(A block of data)
──────

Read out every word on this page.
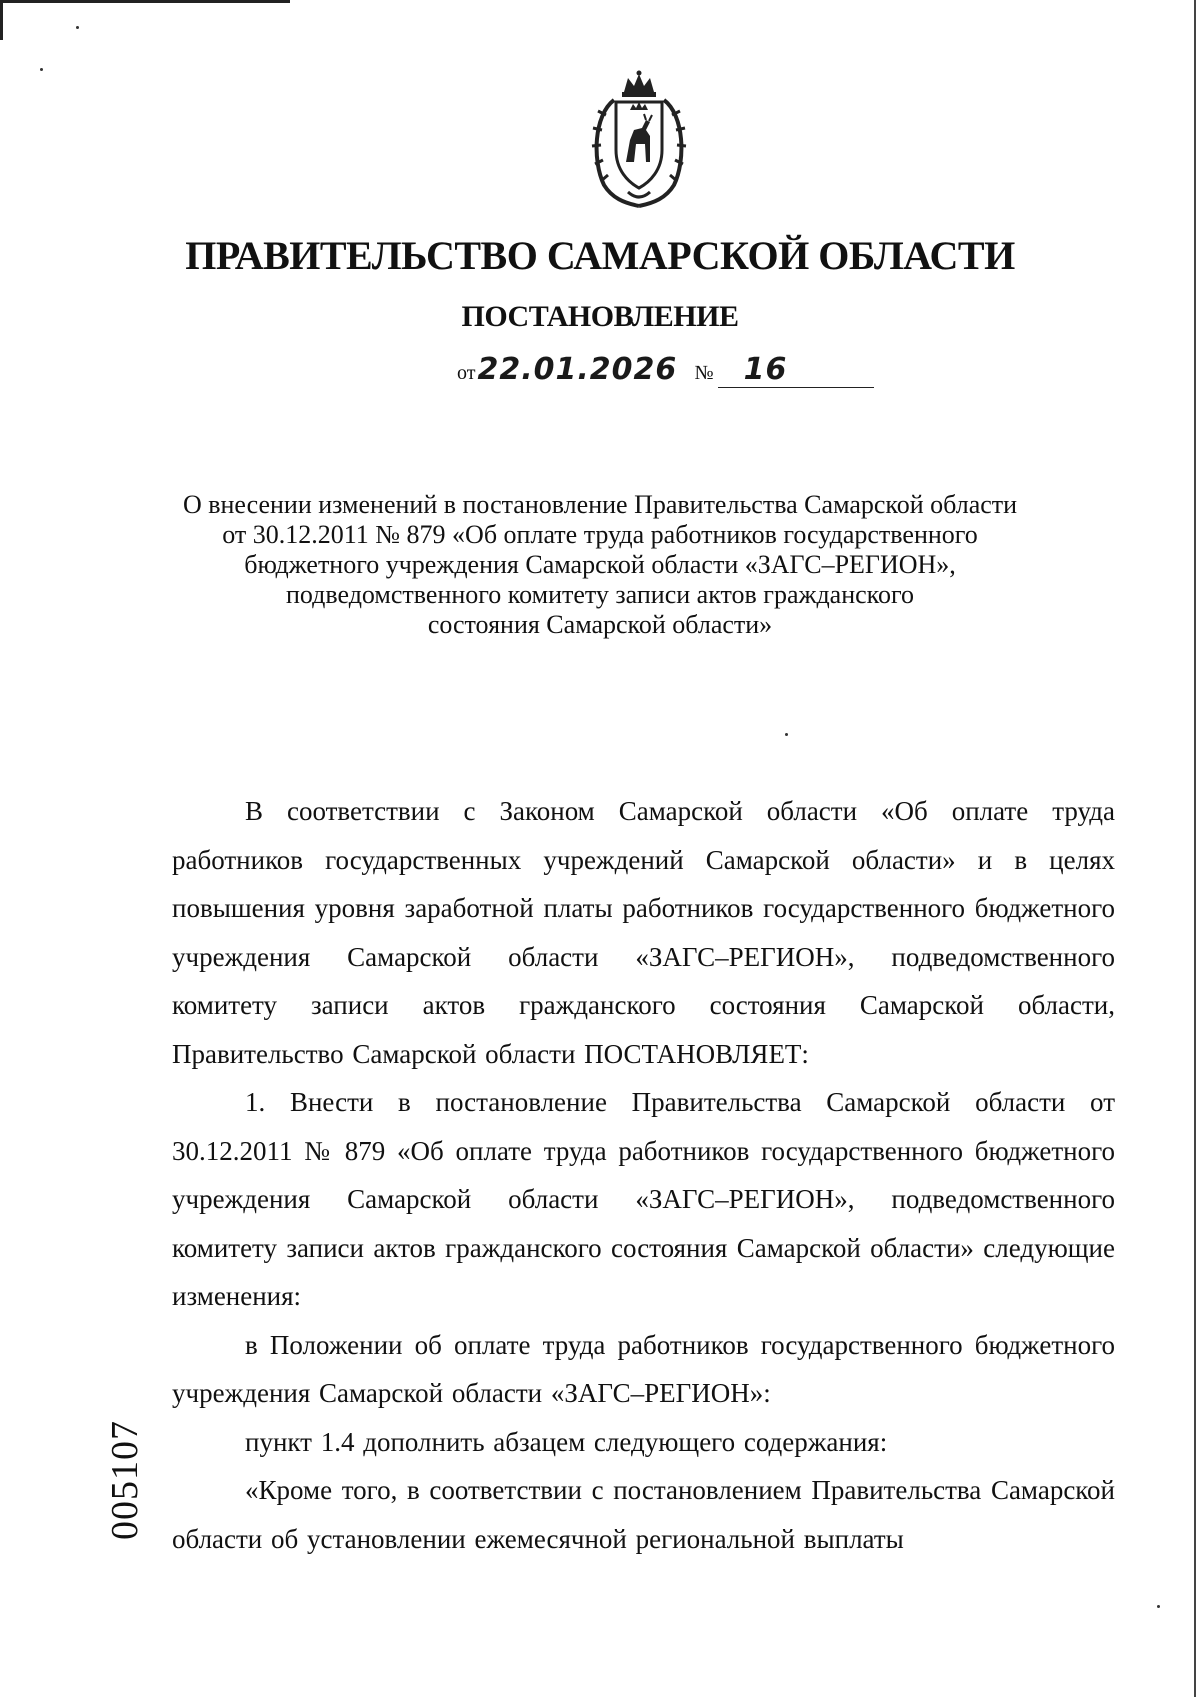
ПРАВИТЕЛЬСТВО САМАРСКОЙ ОБЛАСТИ
ПОСТАНОВЛЕНИЕ
от22.01.2026 № 16
О внесении изменений в постановление Правительства Самарской области
от 30.12.2011 № 879 «Об оплате труда работников государственного
бюджетного учреждения Самарской области «ЗАГС–РЕГИОН»,
подведомственного комитету записи актов гражданского
состояния Самарской области»

В соответствии с Законом Самарской области «Об оплате труда работников государственных учреждений Самарской области» и в целях повышения уровня заработной платы работников государственного бюджетного учреждения Самарской области «ЗАГС–РЕГИОН», подведомственного комитету записи актов гражданского состояния Самарской области, Правительство Самарской области ПОСТАНОВЛЯЕТ:

1. Внести в постановление Правительства Самарской области от 30.12.2011 № 879 «Об оплате труда работников государственного бюджетного учреждения Самарской области «ЗАГС–РЕГИОН», подведомственного комитету записи актов гражданского состояния Самарской области» следующие изменения:

в Положении об оплате труда работников государственного бюджетного учреждения Самарской области «ЗАГС–РЕГИОН»:

пункт 1.4 дополнить абзацем следующего содержания:

«Кроме того, в соответствии с постановлением Правительства Самарской области об установлении ежемесячной региональной выплаты

005107
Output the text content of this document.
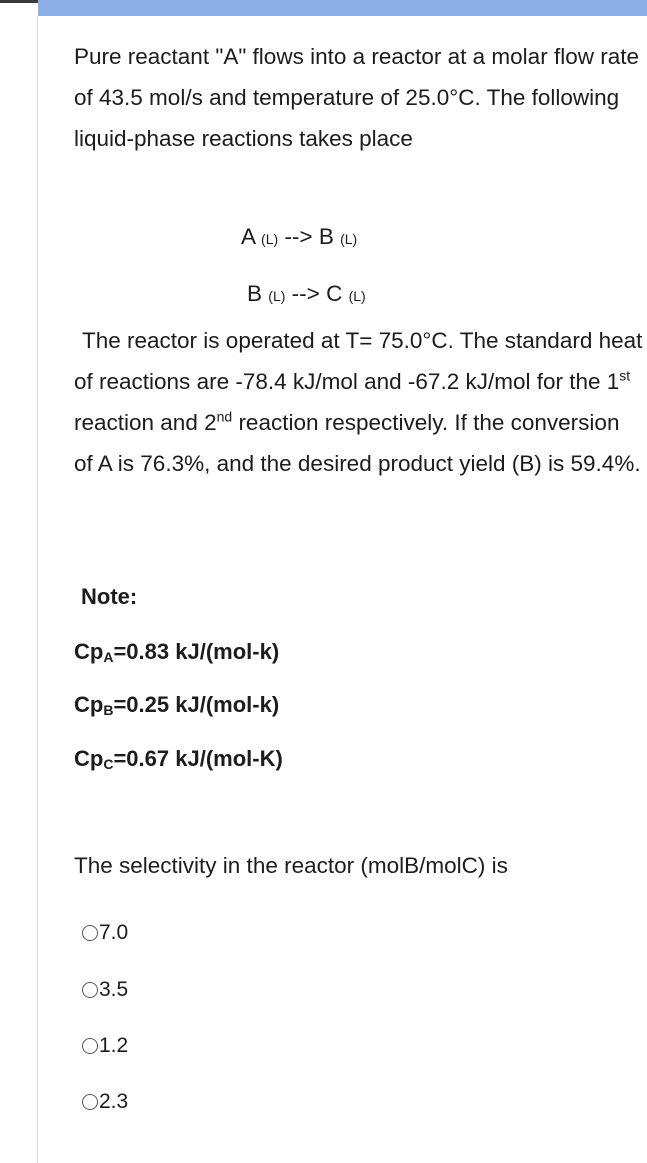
Pure reactant "A" flows into a reactor at a molar flow rate of 43.5 mol/s and temperature of 25.0°C. The following liquid-phase reactions takes place

A (L) --> B (L)
B (L) --> C (L)

The reactor is operated at T= 75.0°C. The standard heat of reactions are -78.4 kJ/mol and -67.2 kJ/mol for the 1st reaction and 2nd reaction respectively. If the conversion of A is 76.3%, and the desired product yield (B) is 59.4%.

Note:

$Cp_A=0.83$ kJ/(mol-k)

$Cp_B=0.25$ kJ/(mol-k)

$Cp_C=0.67$ kJ/(mol-K)

The selectivity in the reactor (molB/molC) is

7.0
3.5
1.2
2.3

──────

▶ PROBLEM REQUIREMENTS:
Reproduce every entry word for word, but skip any pictures.

▶ REPLY TO THE EXERCISE:
Read out every word on this page.
ПРАВИТЕЛЬСТВО САМАРСКОЙ ОБЛАСТИ
ПОСТАНОВЛЕНИЕ
от22.01.2026 № 16
О внесении изменений в постановление Правительства Самарской области
от 30.12.2011 № 879 «Об оплате труда работников государственного
бюджетного учреждения Самарской области «ЗАГС–РЕГИОН»,
подведомственного комитету записи актов гражданского
состояния Самарской области»

В соответствии с Законом Самарской области «Об оплате труда работников государственных учреждений Самарской области» и в целях повышения уровня заработной платы работников государственного бюджетного учреждения Самарской области «ЗАГС–РЕГИОН», подведомственного комитету записи актов гражданского состояния Самарской области, Правительство Самарской области ПОСТАНОВЛЯЕТ:

1. Внести в постановление Правительства Самарской области от 30.12.2011 № 879 «Об оплате труда работников государственного бюджетного учреждения Самарской области «ЗАГС–РЕГИОН», подведомственного комитету записи актов гражданского состояния Самарской области» следующие изменения:

в Положении об оплате труда работников государственного бюджетного учреждения Самарской области «ЗАГС–РЕГИОН»:

пункт 1.4 дополнить абзацем следующего содержания:

«Кроме того, в соответствии с постановлением Правительства Самарской области об установлении ежемесячной региональной выплаты

005107
Output the text content of this document.
Pure reactant "A" flows into a reactor at a molar flow rate of 43.5 mol/s and temperature of 25.0°C. The following liquid-phase reactions takes place

A (L) --> B (L)
B (L) --> C (L)

The reactor is operated at T= 75.0°C. The standard heat of reactions are -78.4 kJ/mol and -67.2 kJ/mol for the 1st reaction and 2nd reaction respectively. If the conversion of A is 76.3%, and the desired product yield (B) is 59.4%.

Note:

$Cp_A=0.83$ kJ/(mol-k)

$Cp_B=0.25$ kJ/(mol-k)

$Cp_C=0.67$ kJ/(mol-K)

The selectivity in the reactor (molB/molC) is

7.0
3.5
1.2
2.3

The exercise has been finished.